◆ INSTRUCTIONS FOR THE TASK:
Give back each of the lines below word for word, in the same order, leaving none out.
----------------------------------------
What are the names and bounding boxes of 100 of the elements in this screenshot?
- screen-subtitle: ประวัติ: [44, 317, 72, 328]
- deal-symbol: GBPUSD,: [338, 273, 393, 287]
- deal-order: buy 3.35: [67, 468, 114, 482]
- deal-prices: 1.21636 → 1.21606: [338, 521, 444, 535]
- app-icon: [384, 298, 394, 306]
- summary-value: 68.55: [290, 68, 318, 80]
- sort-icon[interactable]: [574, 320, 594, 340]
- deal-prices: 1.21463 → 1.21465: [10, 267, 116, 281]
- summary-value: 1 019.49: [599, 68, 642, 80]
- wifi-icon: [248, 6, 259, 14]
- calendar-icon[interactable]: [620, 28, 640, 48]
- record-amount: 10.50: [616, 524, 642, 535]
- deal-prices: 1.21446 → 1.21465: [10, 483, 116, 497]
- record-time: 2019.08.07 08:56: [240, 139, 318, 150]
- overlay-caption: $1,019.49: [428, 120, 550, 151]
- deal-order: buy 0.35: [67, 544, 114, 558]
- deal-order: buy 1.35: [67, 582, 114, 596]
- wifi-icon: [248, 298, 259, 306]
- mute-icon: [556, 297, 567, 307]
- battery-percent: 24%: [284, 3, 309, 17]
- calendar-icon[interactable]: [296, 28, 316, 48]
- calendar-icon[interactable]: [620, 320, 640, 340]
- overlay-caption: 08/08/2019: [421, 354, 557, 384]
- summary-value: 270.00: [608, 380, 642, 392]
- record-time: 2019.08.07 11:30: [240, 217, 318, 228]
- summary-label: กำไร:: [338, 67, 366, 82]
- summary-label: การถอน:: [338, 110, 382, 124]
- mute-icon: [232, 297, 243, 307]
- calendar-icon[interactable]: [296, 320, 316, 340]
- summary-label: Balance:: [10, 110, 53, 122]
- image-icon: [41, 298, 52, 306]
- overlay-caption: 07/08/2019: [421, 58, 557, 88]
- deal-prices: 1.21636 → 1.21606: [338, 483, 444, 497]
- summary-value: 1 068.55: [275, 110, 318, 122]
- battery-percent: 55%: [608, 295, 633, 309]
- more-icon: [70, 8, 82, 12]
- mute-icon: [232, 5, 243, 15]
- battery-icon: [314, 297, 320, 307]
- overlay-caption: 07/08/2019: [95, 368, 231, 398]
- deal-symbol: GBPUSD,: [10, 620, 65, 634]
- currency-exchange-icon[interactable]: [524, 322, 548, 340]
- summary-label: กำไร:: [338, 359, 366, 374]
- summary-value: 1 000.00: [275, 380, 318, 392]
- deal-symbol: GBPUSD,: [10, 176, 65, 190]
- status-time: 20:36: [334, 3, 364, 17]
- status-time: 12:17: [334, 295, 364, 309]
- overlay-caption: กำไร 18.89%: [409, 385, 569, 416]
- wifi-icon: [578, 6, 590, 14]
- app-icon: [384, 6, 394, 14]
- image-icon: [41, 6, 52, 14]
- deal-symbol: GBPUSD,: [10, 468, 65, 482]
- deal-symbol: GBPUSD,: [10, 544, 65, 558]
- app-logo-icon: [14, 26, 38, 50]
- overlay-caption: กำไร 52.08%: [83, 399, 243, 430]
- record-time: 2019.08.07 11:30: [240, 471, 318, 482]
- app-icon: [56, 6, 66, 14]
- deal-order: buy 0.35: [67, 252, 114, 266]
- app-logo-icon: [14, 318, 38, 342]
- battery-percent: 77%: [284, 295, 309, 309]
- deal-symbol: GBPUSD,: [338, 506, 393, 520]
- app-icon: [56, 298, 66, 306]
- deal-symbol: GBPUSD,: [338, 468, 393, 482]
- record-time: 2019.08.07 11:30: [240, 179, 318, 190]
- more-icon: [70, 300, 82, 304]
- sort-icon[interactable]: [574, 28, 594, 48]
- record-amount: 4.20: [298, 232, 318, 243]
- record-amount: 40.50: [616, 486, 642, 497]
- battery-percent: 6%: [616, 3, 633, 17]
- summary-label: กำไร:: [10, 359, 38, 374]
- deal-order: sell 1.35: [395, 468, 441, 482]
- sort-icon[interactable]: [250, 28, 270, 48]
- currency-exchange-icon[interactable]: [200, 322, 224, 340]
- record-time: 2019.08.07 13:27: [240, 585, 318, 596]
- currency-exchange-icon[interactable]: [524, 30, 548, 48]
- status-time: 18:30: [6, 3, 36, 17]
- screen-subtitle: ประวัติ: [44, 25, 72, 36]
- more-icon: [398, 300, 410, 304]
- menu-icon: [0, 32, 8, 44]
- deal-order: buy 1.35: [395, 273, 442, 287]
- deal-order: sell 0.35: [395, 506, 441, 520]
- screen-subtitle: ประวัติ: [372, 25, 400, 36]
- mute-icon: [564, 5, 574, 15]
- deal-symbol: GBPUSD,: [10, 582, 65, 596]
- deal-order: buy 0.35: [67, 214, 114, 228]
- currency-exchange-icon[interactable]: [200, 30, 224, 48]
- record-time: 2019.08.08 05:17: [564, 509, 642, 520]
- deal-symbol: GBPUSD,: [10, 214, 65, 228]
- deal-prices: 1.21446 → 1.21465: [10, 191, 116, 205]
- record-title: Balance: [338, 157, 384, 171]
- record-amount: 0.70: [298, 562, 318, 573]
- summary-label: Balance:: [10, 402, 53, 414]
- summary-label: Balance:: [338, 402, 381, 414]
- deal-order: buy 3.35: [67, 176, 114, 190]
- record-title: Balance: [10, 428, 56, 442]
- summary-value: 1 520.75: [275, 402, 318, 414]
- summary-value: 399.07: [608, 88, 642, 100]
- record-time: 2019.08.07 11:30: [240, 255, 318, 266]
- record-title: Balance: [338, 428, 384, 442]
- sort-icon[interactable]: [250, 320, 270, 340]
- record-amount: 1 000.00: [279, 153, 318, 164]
----------------------------------------
◆ WRITTEN SOLUTION:
What are the names and bounding boxes of 100 of the elements in this screenshot?
- screen-subtitle: ประวัติ: [44, 317, 72, 328]
- deal-symbol: GBPUSD,: [338, 273, 393, 287]
- deal-order: buy 3.35: [67, 468, 114, 482]
- deal-prices: 1.21636 → 1.21606: [338, 521, 444, 535]
- app-icon: [384, 298, 394, 306]
- summary-value: 68.55: [290, 68, 318, 80]
- sort-icon[interactable]: [574, 320, 594, 340]
- deal-prices: 1.21463 → 1.21465: [10, 267, 116, 281]
- summary-value: 1 019.49: [599, 68, 642, 80]
- wifi-icon: [248, 6, 259, 14]
- calendar-icon[interactable]: [620, 28, 640, 48]
- record-amount: 10.50: [616, 524, 642, 535]
- deal-prices: 1.21446 → 1.21465: [10, 483, 116, 497]
- record-time: 2019.08.07 08:56: [240, 139, 318, 150]
- overlay-caption: $1,019.49: [428, 120, 550, 151]
- deal-order: buy 0.35: [67, 544, 114, 558]
- deal-order: buy 1.35: [67, 582, 114, 596]
- wifi-icon: [248, 298, 259, 306]
- mute-icon: [556, 297, 567, 307]
- battery-percent: 24%: [284, 3, 309, 17]
- calendar-icon[interactable]: [296, 28, 316, 48]
- calendar-icon[interactable]: [620, 320, 640, 340]
- overlay-caption: 08/08/2019: [421, 354, 557, 384]
- summary-value: 270.00: [608, 380, 642, 392]
- record-time: 2019.08.07 11:30: [240, 217, 318, 228]
- summary-label: กำไร:: [338, 67, 366, 82]
- summary-label: การถอน:: [338, 110, 382, 124]
- mute-icon: [232, 297, 243, 307]
- calendar-icon[interactable]: [296, 320, 316, 340]
- summary-label: Balance:: [10, 110, 53, 122]
- image-icon: [41, 298, 52, 306]
- overlay-caption: 07/08/2019: [421, 58, 557, 88]
- deal-prices: 1.21636 → 1.21606: [338, 483, 444, 497]
- summary-value: 1 068.55: [275, 110, 318, 122]
- battery-percent: 55%: [608, 295, 633, 309]
- more-icon: [70, 8, 82, 12]
- mute-icon: [232, 5, 243, 15]
- battery-icon: [314, 297, 320, 307]
- overlay-caption: 07/08/2019: [95, 368, 231, 398]
- deal-symbol: GBPUSD,: [10, 620, 65, 634]
- currency-exchange-icon[interactable]: [524, 322, 548, 340]
- summary-label: กำไร:: [338, 359, 366, 374]
- summary-value: 1 000.00: [275, 380, 318, 392]
- deal-symbol: GBPUSD,: [10, 176, 65, 190]
- status-time: 20:36: [334, 3, 364, 17]
- status-time: 12:17: [334, 295, 364, 309]
- overlay-caption: กำไร 18.89%: [409, 385, 569, 416]
- wifi-icon: [578, 6, 590, 14]
- app-icon: [384, 6, 394, 14]
- image-icon: [41, 6, 52, 14]
- deal-symbol: GBPUSD,: [10, 468, 65, 482]
- deal-symbol: GBPUSD,: [10, 544, 65, 558]
- app-logo-icon: [14, 26, 38, 50]
- overlay-caption: กำไร 52.08%: [83, 399, 243, 430]
- record-time: 2019.08.07 11:30: [240, 471, 318, 482]
- app-icon: [56, 6, 66, 14]
- deal-order: buy 0.35: [67, 252, 114, 266]
- app-logo-icon: [14, 318, 38, 342]
- battery-percent: 77%: [284, 295, 309, 309]
- deal-symbol: GBPUSD,: [338, 506, 393, 520]
- app-icon: [56, 298, 66, 306]
- deal-symbol: GBPUSD,: [338, 468, 393, 482]
- record-time: 2019.08.07 11:30: [240, 179, 318, 190]
- more-icon: [70, 300, 82, 304]
- sort-icon[interactable]: [574, 28, 594, 48]
- record-amount: 4.20: [298, 232, 318, 243]
- record-amount: 40.50: [616, 486, 642, 497]
- battery-percent: 6%: [616, 3, 633, 17]
- summary-label: กำไร:: [10, 359, 38, 374]
- deal-order: sell 1.35: [395, 468, 441, 482]
- sort-icon[interactable]: [250, 28, 270, 48]
- currency-exchange-icon[interactable]: [200, 322, 224, 340]
- record-time: 2019.08.07 13:27: [240, 585, 318, 596]
- currency-exchange-icon[interactable]: [524, 30, 548, 48]
- status-time: 18:30: [6, 3, 36, 17]
- screen-subtitle: ประวัติ: [44, 25, 72, 36]
- more-icon: [398, 300, 410, 304]
- menu-icon: [0, 32, 8, 44]
- deal-order: buy 1.35: [395, 273, 442, 287]
- deal-order: sell 0.35: [395, 506, 441, 520]
- screen-subtitle: ประวัติ: [372, 25, 400, 36]
- mute-icon: [564, 5, 574, 15]
- deal-symbol: GBPUSD,: [10, 582, 65, 596]
- deal-order: buy 0.35: [67, 214, 114, 228]
- currency-exchange-icon[interactable]: [200, 30, 224, 48]
- record-time: 2019.08.08 05:17: [564, 509, 642, 520]
- deal-symbol: GBPUSD,: [10, 214, 65, 228]
- deal-prices: 1.21446 → 1.21465: [10, 191, 116, 205]
- record-title: Balance: [338, 157, 384, 171]
- record-amount: 0.70: [298, 562, 318, 573]
- summary-label: Balance:: [10, 402, 53, 414]
- summary-label: Balance:: [338, 402, 381, 414]
- deal-order: buy 3.35: [67, 176, 114, 190]
- record-title: Balance: [10, 428, 56, 442]
- summary-value: 1 520.75: [275, 402, 318, 414]
- summary-value: 399.07: [608, 88, 642, 100]
- record-time: 2019.08.07 11:30: [240, 255, 318, 266]
- record-title: Balance: [338, 428, 384, 442]
- sort-icon[interactable]: [250, 320, 270, 340]
- record-amount: 1 000.00: [279, 153, 318, 164]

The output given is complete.